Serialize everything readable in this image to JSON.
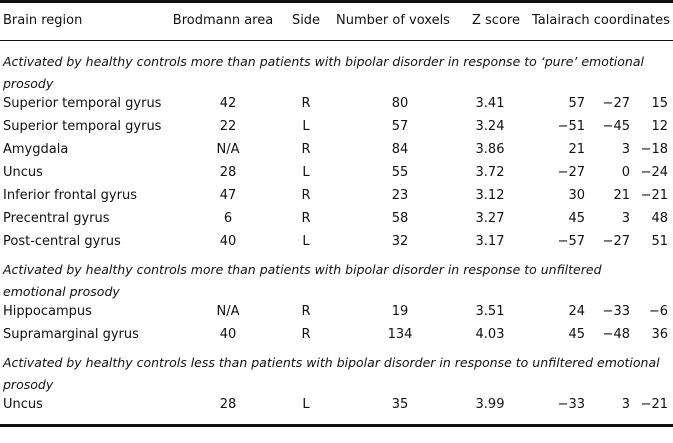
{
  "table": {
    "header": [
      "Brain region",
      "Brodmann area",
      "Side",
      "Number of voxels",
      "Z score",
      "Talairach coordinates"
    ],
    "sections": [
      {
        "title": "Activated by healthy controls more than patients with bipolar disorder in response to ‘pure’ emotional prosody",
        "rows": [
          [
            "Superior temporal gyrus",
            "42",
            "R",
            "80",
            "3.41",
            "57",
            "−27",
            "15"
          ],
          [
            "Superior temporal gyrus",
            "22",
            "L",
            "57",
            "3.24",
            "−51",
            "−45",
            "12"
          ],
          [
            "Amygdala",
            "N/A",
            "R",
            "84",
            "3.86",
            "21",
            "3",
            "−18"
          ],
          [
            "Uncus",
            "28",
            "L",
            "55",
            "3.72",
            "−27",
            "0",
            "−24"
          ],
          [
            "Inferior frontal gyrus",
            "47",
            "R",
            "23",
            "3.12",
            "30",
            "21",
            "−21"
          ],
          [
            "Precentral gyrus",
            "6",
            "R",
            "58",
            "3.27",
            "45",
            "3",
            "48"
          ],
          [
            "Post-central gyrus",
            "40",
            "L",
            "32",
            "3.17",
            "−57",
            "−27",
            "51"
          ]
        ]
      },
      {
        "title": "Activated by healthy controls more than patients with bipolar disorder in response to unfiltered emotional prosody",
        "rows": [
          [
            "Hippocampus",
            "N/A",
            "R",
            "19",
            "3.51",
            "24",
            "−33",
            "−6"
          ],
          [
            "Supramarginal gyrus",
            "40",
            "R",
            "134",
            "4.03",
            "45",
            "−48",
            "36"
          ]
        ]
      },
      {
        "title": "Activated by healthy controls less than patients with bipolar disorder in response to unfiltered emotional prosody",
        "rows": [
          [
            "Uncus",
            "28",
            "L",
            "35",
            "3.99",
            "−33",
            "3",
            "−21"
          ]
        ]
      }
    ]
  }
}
○ ○ ○ ○ ○
Whenever the word "title" shows up in a line of the entries, list that line.

        "title": "Activated by healthy controls more than patients with bipolar disorder in response to ‘pure’ emotional prosody",
        "title": "Activated by healthy controls more than patients with bipolar disorder in response to unfiltered emotional prosody",
        "title": "Activated by healthy controls less than patients with bipolar disorder in response to unfiltered emotional prosody",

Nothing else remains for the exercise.